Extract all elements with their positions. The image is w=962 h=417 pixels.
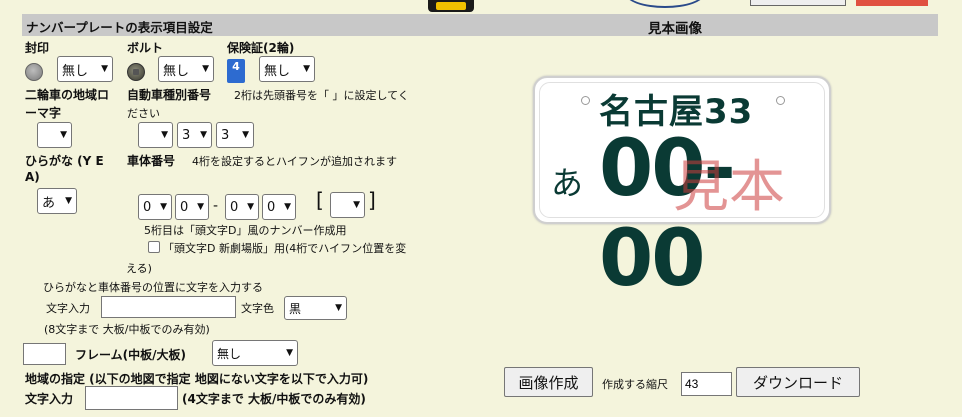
chevron-down-icon: ▼ [160,202,167,212]
vehicle-type-note: 2桁は先頭番号を「 」に設定してく [234,89,409,102]
chevron-down-icon: ▼ [284,202,291,212]
bracket-open: [ [316,188,324,212]
vehicle-type-label: 自動車種別番号 [127,88,212,102]
settings-title: ナンバープレートの表示項目設定 [26,20,213,35]
scale-label: 作成する縮尺 [602,378,668,391]
top-banner-box[interactable] [750,0,846,6]
region-romaji-label: 二輪車の地域ロ [25,88,110,102]
char-input-label: 文字入力 [46,302,90,315]
chevron-down-icon: ▼ [247,202,254,212]
bolt-label: ボルト [127,41,164,55]
top-banner-red[interactable] [856,0,928,6]
bolt-icon [127,63,145,81]
char-limit-note: (8文字まで 大板/中板でのみ有効) [44,323,210,336]
site-logo[interactable] [428,0,474,12]
chevron-down-icon: ▼ [303,64,310,74]
char-color-select[interactable]: 黒 ▼ [284,296,347,320]
body-digit-4-select[interactable]: 0 ▼ [262,194,296,220]
fifth-digit-note: 5桁目は「頭文字D」風のナンバー作成用 [144,224,347,237]
movie-version-label: 「頭文字D 新劇場版」用(4桁でハイフン位置を変 [163,242,407,255]
char-color-label: 文字色 [241,302,274,315]
region-input-field[interactable] [85,386,178,410]
frame-label: フレーム(中板/大板) [75,348,186,362]
body-digit-3-select[interactable]: 0 ▼ [225,194,259,220]
chevron-down-icon: ▼ [197,202,204,212]
chevron-down-icon: ▼ [200,130,207,140]
region-input-label: 文字入力 [25,392,74,406]
plate-preview: 名古屋33 あ 00-00 見本 [533,76,831,304]
chevron-down-icon: ▼ [202,64,209,74]
fifth-digit-select[interactable]: ▼ [330,192,365,218]
hiragana-select[interactable]: あ ▼ [37,188,77,214]
seal-label: 封印 [25,41,50,55]
region-romaji-label-2: ーマ字 [25,106,62,120]
chevron-down-icon: ▼ [335,303,342,313]
frame-color-swatch[interactable] [23,343,66,365]
chevron-down-icon: ▼ [286,348,293,358]
body-number-label: 車体番号 [127,154,176,168]
type-digit-2-select[interactable]: 3 ▼ [177,122,212,148]
seal-icon [25,63,43,81]
region-input-note: (4文字まで 大板/中板でのみ有効) [182,392,366,406]
hiragana-label: ひらがな (Y E [25,154,104,168]
chevron-down-icon: ▼ [65,196,72,206]
bracket-close: ] [368,188,376,212]
body-digit-1-select[interactable]: 0 ▼ [138,194,172,220]
insurance-select[interactable]: 無し ▼ [259,56,315,82]
plate-bolt-hole-right [776,96,785,105]
chevron-down-icon: ▼ [353,200,360,210]
hiragana-label-2: A) [25,170,40,184]
type-digit-3-select[interactable]: 3 ▼ [216,122,254,148]
settings-header-bar: ナンバープレートの表示項目設定 見本画像 [22,14,938,37]
seal-select[interactable]: 無し ▼ [57,56,113,82]
insurance-label: 保険証(2輪) [227,41,295,55]
char-input-field[interactable] [101,296,236,318]
bolt-select[interactable]: 無し ▼ [158,56,214,82]
movie-version-checkbox[interactable] [148,241,160,253]
body-dash: - [213,198,219,214]
position-note: ひらがなと車体番号の位置に文字を入力する [43,281,263,294]
top-strip [0,0,962,12]
download-button[interactable]: ダウンロード [736,367,860,397]
preview-title: 見本画像 [648,21,702,37]
region-romaji-select[interactable]: ▼ [37,122,72,148]
frame-select[interactable]: 無し ▼ [212,340,298,366]
body-digit-2-select[interactable]: 0 ▼ [175,194,209,220]
chevron-down-icon: ▼ [242,130,249,140]
chevron-down-icon: ▼ [161,130,168,140]
chevron-down-icon: ▼ [101,64,108,74]
body-number-note: 4桁を設定するとハイフンが追加されます [192,155,397,168]
partner-logo[interactable] [625,0,705,8]
scale-input[interactable] [681,372,732,396]
movie-version-label-2: える) [126,262,152,275]
chevron-down-icon: ▼ [60,130,67,140]
create-image-button[interactable]: 画像作成 [504,367,593,397]
region-spec-label: 地域の指定 (以下の地図で指定 地図にない文字を以下で入力可) [25,372,369,386]
plate-kana: あ [551,164,584,202]
plate-bolt-hole-left [581,96,590,105]
sample-watermark: 見本 [673,155,785,220]
type-digit-1-select[interactable]: ▼ [138,122,173,148]
insurance-sticker-icon: 4 [227,59,245,83]
vehicle-type-note-2: ださい [127,107,160,120]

########################################

Recast each line of the rows above as a Markdown table with two columns, No and Entry, holding the line's number and its text, and skip any blank lines. Leave the pictures out of the answer.

The output →
| No | Entry |
|---|---|
| 1 | Extract all elements with their positions. The image is w=962 h=417 pixels. |
| 2 | chevron-down-icon: ▼ [160,202,167,212] |
| 3 | vehicle-type-note: 2桁は先頭番号を「 」に設定してく [234,89,409,102] |
| 4 | chevron-down-icon: ▼ [284,202,291,212] |
| 5 | bracket-open: [ [316,188,324,212] |
| 6 | vehicle-type-label: 自動車種別番号 [127,88,212,102] |
| 7 | settings-title: ナンバープレートの表示項目設定 [26,20,213,35] |
| 8 | scale-label: 作成する縮尺 [602,378,668,391] |
| 9 | top-banner-box[interactable] [750,0,846,6] |
| 10 | region-romaji-label: 二輪車の地域ロ [25,88,110,102] |
| 11 | char-input-label: 文字入力 [46,302,90,315] |
| 12 | chevron-down-icon: ▼ [247,202,254,212] |
| 13 | bolt-label: ボルト [127,41,164,55] |
| 14 | top-banner-red[interactable] [856,0,928,6] |
| 15 | bolt-icon [127,63,145,81] |
| 16 | char-limit-note: (8文字まで 大板/中板でのみ有効) [44,323,210,336] |
| 17 | site-logo[interactable] [428,0,474,12] |
| 18 | chevron-down-icon: ▼ [303,64,310,74] |
| 19 | char-color-select[interactable]: 黒 ▼ [284,296,347,320] |
| 20 | body-digit-4-select[interactable]: 0 ▼ [262,194,296,220] |
| 21 | fifth-digit-note: 5桁目は「頭文字D」風のナンバー作成用 [144,224,347,237] |
| 22 | movie-version-label: 「頭文字D 新劇場版」用(4桁でハイフン位置を変 [163,242,407,255] |
| 23 | char-color-label: 文字色 [241,302,274,315] |
| 24 | region-input-field[interactable] [85,386,178,410] |
| 25 | frame-label: フレーム(中板/大板) [75,348,186,362] |
| 26 | body-digit-3-select[interactable]: 0 ▼ [225,194,259,220] |
| 27 | chevron-down-icon: ▼ [197,202,204,212] |
| 28 | chevron-down-icon: ▼ [200,130,207,140] |
| 29 | region-input-label: 文字入力 [25,392,74,406] |
| 30 | plate-preview: 名古屋33 あ 00-00 見本 [533,76,831,304] |
| 31 | chevron-down-icon: ▼ [202,64,209,74] |
| 32 | fifth-digit-select[interactable]: ▼ [330,192,365,218] |
| 33 | hiragana-select[interactable]: あ ▼ [37,188,77,214] |
| 34 | seal-label: 封印 [25,41,50,55] |
| 35 | region-romaji-label-2: ーマ字 [25,106,62,120] |
| 36 | chevron-down-icon: ▼ [335,303,342,313] |
| 37 | frame-color-swatch[interactable] [23,343,66,365] |
| 38 | chevron-down-icon: ▼ [286,348,293,358] |
| 39 | body-number-label: 車体番号 [127,154,176,168] |
| 40 | type-digit-2-select[interactable]: 3 ▼ [177,122,212,148] |
| 41 | seal-icon [25,63,43,81] |
| 42 | region-input-note: (4文字まで 大板/中板でのみ有効) [182,392,366,406] |
| 43 | hiragana-label: ひらがな (Y E [25,154,104,168] |
| 44 | chevron-down-icon: ▼ [65,196,72,206] |
| 45 | bracket-close: ] [368,188,376,212] |
| 46 | body-digit-1-select[interactable]: 0 ▼ [138,194,172,220] |
| 47 | insurance-select[interactable]: 無し ▼ [259,56,315,82] |
| 48 | plate-bolt-hole-right [776,96,785,105] |
| 49 | chevron-down-icon: ▼ [353,200,360,210] |
| 50 | hiragana-label-2: A) [25,170,40,184] |
| 51 | type-digit-3-select[interactable]: 3 ▼ [216,122,254,148] |
| 52 | settings-header-bar: ナンバープレートの表示項目設定 見本画像 [22,14,938,37] |
| 53 | seal-select[interactable]: 無し ▼ [57,56,113,82] |
| 54 | insurance-label: 保険証(2輪) [227,41,295,55] |
| 55 | char-input-field[interactable] [101,296,236,318] |
| 56 | bolt-select[interactable]: 無し ▼ [158,56,214,82] |
| 57 | movie-version-checkbox[interactable] [148,241,160,253] |
| 58 | body-dash: - [213,198,219,214] |
| 59 | position-note: ひらがなと車体番号の位置に文字を入力する [43,281,263,294] |
| 60 | top-strip [0,0,962,12] |
| 61 | download-button[interactable]: ダウンロード [736,367,860,397] |
| 62 | preview-title: 見本画像 [648,21,702,37] |
| 63 | region-romaji-select[interactable]: ▼ [37,122,72,148] |
| 64 | frame-select[interactable]: 無し ▼ [212,340,298,366] |
| 65 | body-digit-2-select[interactable]: 0 ▼ [175,194,209,220] |
| 66 | chevron-down-icon: ▼ [242,130,249,140] |
| 67 | chevron-down-icon: ▼ [161,130,168,140] |
| 68 | chevron-down-icon: ▼ [101,64,108,74] |
| 69 | body-number-note: 4桁を設定するとハイフンが追加されます [192,155,397,168] |
| 70 | partner-logo[interactable] [625,0,705,8] |
| 71 | scale-input[interactable] [681,372,732,396] |
| 72 | movie-version-label-2: える) [126,262,152,275] |
| 73 | chevron-down-icon: ▼ [60,130,67,140] |
| 74 | create-image-button[interactable]: 画像作成 [504,367,593,397] |
| 75 | region-spec-label: 地域の指定 (以下の地図で指定 地図にない文字を以下で入力可) [25,372,369,386] |
| 76 | plate-kana: あ [551,164,584,202] |
| 77 | plate-bolt-hole-left [581,96,590,105] |
| 78 | sample-watermark: 見本 [673,155,785,220] |
| 79 | type-digit-1-select[interactable]: ▼ [138,122,173,148] |
| 80 | insurance-sticker-icon: 4 [227,59,245,83] |
| 81 | vehicle-type-note-2: ださい [127,107,160,120] |